Collection entries
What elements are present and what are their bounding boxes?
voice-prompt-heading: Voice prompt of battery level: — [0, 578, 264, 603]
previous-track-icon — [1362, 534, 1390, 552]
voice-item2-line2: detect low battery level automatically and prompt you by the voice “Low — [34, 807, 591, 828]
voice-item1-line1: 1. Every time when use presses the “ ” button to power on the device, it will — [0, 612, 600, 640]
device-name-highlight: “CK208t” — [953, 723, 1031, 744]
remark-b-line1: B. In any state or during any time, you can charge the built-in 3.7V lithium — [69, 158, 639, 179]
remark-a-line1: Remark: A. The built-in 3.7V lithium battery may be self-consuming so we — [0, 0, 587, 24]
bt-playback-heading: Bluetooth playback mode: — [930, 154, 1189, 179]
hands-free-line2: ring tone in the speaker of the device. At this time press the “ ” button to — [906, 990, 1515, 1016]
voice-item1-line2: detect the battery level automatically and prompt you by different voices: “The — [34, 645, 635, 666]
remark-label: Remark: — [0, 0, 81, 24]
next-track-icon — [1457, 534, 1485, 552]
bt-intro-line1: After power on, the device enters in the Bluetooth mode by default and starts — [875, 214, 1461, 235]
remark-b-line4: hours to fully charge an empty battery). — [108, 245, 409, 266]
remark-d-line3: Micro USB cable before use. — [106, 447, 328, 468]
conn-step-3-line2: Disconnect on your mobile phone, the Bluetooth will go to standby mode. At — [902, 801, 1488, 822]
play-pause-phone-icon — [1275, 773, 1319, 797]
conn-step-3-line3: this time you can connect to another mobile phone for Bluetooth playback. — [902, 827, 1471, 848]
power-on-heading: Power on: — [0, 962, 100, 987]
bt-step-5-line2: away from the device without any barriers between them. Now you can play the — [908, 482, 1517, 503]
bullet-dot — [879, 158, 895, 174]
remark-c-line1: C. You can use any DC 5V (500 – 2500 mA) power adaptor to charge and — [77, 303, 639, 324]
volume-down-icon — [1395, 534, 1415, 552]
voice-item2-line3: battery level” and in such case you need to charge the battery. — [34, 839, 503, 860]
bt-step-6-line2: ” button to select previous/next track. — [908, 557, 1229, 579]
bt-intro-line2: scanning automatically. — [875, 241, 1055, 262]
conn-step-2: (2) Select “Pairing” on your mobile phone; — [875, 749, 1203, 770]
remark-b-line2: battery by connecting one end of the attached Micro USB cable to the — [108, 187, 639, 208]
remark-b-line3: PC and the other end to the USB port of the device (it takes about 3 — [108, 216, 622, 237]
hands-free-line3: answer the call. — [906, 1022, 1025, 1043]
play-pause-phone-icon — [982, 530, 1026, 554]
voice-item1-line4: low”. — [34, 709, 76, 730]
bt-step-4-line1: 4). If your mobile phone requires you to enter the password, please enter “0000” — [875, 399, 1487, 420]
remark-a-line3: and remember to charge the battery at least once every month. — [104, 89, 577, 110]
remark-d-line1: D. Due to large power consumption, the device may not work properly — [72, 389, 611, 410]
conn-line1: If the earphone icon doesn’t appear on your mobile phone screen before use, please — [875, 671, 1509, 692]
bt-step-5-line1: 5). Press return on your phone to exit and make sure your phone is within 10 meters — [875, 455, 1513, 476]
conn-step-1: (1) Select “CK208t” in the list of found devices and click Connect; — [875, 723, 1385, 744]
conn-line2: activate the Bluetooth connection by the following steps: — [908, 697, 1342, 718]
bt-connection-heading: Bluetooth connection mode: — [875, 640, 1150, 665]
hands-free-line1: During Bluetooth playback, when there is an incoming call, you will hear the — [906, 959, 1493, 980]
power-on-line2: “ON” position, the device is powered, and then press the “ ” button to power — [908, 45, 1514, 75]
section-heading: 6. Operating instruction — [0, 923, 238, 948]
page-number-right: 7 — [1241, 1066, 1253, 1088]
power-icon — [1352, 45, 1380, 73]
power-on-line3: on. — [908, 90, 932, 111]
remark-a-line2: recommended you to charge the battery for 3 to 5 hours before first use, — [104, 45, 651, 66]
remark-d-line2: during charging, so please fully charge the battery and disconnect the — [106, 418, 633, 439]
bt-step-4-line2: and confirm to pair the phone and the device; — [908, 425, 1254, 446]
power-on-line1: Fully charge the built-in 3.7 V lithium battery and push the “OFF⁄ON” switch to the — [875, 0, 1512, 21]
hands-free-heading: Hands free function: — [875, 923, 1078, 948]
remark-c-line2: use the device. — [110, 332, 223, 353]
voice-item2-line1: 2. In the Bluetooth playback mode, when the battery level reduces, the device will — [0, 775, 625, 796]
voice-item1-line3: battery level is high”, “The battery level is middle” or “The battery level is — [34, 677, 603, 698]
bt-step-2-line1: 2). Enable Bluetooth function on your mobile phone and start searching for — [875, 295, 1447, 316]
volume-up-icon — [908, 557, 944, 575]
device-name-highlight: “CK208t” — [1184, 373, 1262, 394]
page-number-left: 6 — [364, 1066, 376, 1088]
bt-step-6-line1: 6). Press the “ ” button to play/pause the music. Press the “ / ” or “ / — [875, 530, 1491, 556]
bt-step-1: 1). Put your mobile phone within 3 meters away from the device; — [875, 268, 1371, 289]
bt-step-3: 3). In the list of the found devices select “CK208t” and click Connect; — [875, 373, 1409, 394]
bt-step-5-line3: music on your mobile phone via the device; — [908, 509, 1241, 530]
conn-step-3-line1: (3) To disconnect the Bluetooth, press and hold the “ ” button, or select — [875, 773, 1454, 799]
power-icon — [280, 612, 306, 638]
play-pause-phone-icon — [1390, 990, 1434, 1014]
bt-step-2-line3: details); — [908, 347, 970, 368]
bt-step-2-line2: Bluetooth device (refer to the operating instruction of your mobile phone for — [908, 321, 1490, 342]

= Challenge =
Pull out every line of the material above that contains the string "voice".

= Task answer =
voice-prompt-heading: Voice prompt of battery level: — [0, 578, 264, 603]
voice-item2-line2: detect low battery level automatically and prompt you by the voice “Low — [34, 807, 591, 828]
voice-item1-line1: 1. Every time when use presses the “ ” button to power on the device, it will — [0, 612, 600, 640]
voice-item1-line2: detect the battery level automatically and prompt you by different voices: “The — [34, 645, 635, 666]
voice-item2-line3: battery level” and in such case you need to charge the battery. — [34, 839, 503, 860]
voice-item1-line4: low”. — [34, 709, 76, 730]
voice-item2-line1: 2. In the Bluetooth playback mode, when the battery level reduces, the device will — [0, 775, 625, 796]
voice-item1-line3: battery level is high”, “The battery level is middle” or “The battery level is — [34, 677, 603, 698]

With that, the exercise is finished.